Recorded data:
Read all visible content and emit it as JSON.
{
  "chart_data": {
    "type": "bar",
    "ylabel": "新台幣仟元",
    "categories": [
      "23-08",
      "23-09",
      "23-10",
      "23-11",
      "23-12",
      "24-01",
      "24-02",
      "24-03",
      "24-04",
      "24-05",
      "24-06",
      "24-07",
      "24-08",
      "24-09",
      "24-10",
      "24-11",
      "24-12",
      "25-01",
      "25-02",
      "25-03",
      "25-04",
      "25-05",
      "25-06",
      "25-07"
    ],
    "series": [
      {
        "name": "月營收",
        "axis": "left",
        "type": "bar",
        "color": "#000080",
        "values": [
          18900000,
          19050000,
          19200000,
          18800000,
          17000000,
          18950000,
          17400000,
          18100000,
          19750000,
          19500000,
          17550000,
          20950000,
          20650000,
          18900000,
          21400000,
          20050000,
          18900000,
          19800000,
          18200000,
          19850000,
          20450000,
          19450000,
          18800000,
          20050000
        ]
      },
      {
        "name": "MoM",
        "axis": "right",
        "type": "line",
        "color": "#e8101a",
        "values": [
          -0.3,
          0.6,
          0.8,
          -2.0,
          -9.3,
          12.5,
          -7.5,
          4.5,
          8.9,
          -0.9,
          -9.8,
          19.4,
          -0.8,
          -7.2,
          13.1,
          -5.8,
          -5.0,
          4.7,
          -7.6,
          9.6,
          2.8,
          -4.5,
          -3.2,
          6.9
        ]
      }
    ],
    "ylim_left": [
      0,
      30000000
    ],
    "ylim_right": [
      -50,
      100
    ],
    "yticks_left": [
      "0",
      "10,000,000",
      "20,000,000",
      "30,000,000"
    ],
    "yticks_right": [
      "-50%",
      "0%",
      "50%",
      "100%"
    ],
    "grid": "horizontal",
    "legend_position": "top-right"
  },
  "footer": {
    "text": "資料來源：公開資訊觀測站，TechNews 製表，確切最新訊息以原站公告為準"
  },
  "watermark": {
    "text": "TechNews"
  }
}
==
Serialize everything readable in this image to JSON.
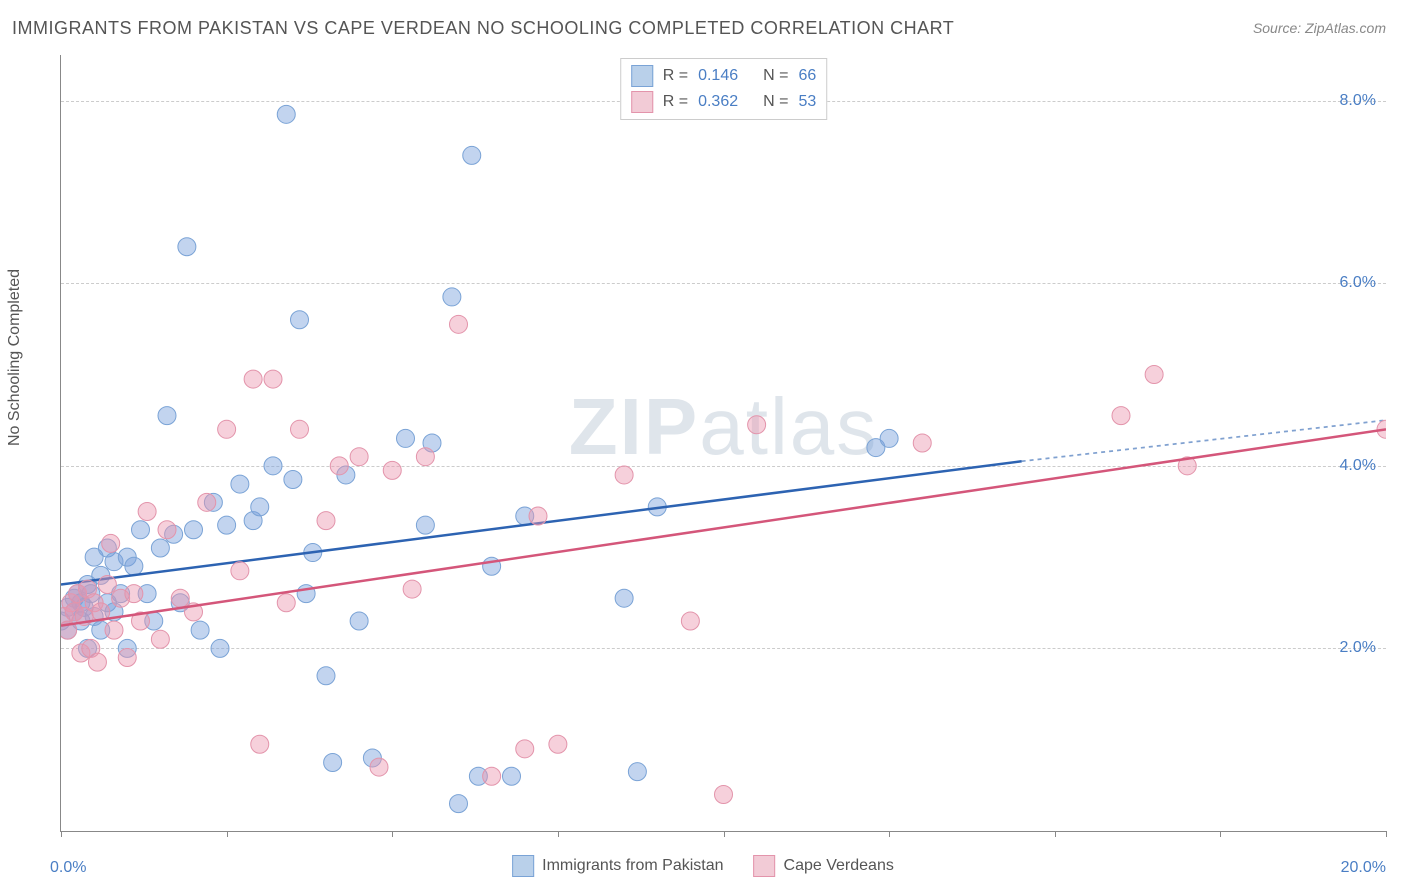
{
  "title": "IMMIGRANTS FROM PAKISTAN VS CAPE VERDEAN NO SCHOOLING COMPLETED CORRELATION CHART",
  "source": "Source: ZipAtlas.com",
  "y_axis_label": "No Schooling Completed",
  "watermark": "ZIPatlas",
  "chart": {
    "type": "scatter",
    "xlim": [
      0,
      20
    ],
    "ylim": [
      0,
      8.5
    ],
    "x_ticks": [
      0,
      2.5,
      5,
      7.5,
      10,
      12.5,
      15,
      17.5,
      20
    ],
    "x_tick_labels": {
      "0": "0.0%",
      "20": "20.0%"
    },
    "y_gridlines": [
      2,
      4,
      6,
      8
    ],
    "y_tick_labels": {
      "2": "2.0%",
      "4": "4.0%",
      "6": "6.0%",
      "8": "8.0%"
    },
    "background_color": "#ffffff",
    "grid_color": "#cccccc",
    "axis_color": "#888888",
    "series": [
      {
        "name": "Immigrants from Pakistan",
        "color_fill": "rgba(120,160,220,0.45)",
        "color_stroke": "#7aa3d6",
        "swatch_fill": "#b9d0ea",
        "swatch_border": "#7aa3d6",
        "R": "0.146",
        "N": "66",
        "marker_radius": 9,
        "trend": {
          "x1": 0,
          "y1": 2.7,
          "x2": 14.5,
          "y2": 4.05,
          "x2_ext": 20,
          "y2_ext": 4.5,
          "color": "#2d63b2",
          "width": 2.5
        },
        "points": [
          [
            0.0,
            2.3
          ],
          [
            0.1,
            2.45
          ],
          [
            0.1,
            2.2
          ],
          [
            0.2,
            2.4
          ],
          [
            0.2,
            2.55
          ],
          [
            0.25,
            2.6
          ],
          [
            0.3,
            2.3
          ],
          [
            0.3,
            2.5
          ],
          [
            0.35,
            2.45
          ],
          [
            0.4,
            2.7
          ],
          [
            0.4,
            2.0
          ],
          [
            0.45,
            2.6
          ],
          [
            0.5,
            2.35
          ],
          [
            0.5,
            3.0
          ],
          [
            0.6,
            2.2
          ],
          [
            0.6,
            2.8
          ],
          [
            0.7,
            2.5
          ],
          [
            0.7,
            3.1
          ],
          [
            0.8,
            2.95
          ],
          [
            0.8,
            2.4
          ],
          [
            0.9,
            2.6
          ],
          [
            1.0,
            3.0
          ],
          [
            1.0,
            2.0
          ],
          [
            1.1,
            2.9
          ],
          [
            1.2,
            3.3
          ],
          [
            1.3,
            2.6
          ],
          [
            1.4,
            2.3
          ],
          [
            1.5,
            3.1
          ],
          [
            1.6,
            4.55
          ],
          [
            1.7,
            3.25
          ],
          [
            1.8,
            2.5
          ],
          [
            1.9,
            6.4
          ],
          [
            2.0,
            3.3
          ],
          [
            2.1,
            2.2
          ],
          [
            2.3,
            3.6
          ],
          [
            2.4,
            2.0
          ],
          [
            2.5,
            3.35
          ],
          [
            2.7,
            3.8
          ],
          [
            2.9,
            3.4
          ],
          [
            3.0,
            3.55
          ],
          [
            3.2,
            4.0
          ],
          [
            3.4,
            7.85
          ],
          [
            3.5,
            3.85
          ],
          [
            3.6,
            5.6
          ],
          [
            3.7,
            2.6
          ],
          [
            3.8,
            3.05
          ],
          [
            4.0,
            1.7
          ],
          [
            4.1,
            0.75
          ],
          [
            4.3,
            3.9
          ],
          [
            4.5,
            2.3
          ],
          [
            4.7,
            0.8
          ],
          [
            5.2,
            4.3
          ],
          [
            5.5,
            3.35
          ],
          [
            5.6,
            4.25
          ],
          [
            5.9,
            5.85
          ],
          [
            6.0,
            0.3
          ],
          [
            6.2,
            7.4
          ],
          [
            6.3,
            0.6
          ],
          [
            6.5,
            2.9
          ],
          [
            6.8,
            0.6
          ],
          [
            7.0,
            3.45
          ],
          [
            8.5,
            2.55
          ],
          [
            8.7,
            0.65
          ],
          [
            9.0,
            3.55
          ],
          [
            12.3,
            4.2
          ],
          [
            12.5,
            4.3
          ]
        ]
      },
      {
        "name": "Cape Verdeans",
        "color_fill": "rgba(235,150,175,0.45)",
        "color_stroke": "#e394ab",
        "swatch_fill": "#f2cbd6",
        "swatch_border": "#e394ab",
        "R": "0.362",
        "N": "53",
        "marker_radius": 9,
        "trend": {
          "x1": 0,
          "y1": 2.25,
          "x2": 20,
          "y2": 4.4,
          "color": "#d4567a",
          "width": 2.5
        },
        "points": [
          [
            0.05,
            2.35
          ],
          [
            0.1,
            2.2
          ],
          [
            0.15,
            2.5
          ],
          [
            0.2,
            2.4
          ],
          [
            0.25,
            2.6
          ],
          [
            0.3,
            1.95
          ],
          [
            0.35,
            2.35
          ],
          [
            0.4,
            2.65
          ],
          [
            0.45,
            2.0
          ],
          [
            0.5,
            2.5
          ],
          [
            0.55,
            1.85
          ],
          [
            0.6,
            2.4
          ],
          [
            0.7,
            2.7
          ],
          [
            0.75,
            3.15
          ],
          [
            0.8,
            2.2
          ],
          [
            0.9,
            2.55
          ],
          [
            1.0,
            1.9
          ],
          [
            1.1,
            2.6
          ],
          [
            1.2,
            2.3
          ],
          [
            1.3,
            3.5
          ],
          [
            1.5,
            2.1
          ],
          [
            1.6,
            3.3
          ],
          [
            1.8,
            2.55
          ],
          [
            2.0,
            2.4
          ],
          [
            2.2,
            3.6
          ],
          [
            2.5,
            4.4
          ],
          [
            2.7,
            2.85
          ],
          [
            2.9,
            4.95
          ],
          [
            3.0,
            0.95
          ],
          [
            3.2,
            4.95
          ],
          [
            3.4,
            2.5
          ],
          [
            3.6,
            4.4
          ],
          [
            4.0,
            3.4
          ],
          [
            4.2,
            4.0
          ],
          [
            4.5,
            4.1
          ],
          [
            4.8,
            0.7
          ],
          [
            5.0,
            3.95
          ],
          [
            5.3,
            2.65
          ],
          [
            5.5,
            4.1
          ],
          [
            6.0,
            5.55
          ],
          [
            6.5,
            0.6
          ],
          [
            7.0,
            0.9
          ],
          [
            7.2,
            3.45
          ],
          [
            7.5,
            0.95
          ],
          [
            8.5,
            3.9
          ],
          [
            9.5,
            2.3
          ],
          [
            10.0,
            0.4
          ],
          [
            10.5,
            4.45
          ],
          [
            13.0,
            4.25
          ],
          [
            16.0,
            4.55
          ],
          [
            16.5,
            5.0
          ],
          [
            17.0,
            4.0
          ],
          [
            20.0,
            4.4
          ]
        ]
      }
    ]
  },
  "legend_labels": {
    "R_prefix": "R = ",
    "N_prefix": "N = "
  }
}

WHAT IS ASKED
Which lines hold the word "JSON"? Return all of them from the records above.

RESPONSE TO THIS TASK
Read all visible content and emit it as JSON.
Serialize everything readable in this image to JSON.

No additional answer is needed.